Request =>
Show all lines holding the string "Special".
----- Data provided -----
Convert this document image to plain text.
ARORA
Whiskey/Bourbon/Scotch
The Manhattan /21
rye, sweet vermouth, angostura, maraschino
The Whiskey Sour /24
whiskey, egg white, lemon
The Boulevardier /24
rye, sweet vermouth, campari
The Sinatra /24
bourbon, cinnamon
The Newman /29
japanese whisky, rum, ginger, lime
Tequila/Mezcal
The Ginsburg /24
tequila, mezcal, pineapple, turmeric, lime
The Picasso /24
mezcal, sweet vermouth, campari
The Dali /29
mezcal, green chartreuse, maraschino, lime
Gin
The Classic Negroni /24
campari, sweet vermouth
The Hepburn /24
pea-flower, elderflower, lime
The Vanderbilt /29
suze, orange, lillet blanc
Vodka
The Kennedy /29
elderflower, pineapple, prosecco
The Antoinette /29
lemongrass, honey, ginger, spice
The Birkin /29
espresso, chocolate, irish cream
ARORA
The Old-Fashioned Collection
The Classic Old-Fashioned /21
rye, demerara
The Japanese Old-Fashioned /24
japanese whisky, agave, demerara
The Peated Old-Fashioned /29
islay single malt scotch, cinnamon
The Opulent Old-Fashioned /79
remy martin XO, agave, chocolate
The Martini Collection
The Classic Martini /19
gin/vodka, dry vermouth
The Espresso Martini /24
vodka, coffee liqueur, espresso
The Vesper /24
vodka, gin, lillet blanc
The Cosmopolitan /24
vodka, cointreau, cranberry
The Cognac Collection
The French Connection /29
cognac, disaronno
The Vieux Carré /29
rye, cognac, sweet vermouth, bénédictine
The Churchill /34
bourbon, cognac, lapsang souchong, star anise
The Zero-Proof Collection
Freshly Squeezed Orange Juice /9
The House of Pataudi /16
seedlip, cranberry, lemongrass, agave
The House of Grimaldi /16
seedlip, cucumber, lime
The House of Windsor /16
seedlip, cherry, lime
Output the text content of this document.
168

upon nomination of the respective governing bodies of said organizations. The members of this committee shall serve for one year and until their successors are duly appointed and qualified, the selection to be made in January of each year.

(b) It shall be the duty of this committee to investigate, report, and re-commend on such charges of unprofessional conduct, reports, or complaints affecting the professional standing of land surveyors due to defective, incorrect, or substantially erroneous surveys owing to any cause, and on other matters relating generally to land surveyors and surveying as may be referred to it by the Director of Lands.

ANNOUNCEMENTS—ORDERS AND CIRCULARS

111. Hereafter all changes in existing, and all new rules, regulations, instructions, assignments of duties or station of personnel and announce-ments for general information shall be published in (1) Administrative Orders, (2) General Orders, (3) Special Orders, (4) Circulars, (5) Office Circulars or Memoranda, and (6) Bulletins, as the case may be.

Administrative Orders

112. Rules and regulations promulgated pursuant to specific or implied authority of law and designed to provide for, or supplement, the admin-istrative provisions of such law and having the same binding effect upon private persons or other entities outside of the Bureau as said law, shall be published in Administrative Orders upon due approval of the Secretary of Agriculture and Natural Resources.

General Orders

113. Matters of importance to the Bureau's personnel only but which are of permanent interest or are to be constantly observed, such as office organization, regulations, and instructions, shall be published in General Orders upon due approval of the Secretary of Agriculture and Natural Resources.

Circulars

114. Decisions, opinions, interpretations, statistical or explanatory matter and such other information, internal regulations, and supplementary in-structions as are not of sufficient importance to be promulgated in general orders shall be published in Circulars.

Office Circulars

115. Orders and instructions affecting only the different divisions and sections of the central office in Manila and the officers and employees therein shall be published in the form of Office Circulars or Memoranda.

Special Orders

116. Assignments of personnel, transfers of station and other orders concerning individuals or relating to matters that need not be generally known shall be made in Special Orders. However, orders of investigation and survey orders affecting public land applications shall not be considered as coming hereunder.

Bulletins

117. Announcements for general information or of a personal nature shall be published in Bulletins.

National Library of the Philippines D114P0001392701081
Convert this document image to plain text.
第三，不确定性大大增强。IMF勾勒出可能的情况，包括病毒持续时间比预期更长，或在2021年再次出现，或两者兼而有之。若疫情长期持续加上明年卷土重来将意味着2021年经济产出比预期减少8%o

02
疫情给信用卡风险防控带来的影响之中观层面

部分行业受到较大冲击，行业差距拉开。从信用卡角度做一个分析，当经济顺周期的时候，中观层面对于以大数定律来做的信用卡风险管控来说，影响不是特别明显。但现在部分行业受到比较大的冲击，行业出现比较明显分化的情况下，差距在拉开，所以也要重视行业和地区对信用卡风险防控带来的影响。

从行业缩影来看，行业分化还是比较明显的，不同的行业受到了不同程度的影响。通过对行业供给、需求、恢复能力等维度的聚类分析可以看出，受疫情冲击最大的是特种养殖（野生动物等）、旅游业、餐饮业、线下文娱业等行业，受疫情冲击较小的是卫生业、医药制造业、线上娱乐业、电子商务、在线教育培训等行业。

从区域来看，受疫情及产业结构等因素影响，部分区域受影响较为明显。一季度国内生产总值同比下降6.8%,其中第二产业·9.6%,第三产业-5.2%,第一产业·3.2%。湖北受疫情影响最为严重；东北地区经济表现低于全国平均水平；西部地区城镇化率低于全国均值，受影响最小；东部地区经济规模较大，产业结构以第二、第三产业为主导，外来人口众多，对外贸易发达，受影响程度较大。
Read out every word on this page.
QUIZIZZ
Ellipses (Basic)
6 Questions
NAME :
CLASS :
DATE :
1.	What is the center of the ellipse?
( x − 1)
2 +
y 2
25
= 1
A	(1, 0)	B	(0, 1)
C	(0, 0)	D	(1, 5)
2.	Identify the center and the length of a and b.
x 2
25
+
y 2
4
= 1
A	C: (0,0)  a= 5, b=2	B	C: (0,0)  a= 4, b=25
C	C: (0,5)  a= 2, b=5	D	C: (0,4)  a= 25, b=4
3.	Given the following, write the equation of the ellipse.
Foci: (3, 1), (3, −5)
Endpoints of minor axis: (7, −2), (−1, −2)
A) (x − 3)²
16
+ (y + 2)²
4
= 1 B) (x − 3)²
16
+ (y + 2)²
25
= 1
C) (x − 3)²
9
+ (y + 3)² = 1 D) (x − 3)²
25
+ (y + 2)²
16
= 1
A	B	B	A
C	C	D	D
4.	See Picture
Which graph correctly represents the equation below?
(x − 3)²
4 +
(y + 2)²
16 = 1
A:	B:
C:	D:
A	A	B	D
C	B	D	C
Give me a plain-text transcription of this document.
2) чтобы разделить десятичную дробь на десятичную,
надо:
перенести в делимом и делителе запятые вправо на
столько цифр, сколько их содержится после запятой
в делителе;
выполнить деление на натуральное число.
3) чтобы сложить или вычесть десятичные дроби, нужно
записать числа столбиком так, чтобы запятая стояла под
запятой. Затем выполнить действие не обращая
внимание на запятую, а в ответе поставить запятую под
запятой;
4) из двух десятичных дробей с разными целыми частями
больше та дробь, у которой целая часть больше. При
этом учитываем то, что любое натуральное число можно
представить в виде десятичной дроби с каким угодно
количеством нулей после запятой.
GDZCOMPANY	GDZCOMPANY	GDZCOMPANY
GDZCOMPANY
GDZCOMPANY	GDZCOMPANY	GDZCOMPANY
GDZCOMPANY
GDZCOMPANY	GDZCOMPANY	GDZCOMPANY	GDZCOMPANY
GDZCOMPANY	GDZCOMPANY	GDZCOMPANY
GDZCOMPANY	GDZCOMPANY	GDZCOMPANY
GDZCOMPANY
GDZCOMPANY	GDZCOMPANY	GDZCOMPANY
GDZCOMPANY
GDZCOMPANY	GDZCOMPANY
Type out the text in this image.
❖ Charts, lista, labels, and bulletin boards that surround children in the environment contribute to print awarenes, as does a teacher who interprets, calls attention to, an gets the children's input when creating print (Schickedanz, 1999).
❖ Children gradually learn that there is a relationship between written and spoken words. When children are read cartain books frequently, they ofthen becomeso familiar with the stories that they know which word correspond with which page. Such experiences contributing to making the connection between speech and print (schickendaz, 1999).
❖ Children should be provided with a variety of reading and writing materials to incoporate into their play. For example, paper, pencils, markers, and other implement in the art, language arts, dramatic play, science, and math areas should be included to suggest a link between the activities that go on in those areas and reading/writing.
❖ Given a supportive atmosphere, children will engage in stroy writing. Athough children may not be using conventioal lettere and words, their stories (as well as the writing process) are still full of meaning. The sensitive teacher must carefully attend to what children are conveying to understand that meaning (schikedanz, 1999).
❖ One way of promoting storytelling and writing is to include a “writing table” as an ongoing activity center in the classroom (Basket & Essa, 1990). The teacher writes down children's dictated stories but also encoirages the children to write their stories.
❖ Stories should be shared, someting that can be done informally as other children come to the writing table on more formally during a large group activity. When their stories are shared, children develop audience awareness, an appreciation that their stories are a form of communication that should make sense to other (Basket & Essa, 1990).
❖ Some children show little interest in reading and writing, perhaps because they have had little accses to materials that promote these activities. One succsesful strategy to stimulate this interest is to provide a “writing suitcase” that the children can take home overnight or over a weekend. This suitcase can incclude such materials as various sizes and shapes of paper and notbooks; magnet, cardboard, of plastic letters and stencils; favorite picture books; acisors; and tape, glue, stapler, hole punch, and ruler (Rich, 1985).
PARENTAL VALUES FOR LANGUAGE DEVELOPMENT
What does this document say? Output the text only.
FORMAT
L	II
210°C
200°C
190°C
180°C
-----
Written response =>
111. Hereafter all changes in existing, and all new rules, regulations, instructions, assignments of duties or station of personnel and announce-ments for general information shall be published in (1) Administrative Orders, (2) General Orders, (3) Special Orders, (4) Circulars, (5) Office Circulars or Memoranda, and (6) Bulletins, as the case may be.
Special Orders
116. Assignments of personnel, transfers of station and other orders concerning individuals or relating to matters that need not be generally known shall be made in Special Orders. However, orders of investigation and survey orders affecting public land applications shall not be considered as coming hereunder.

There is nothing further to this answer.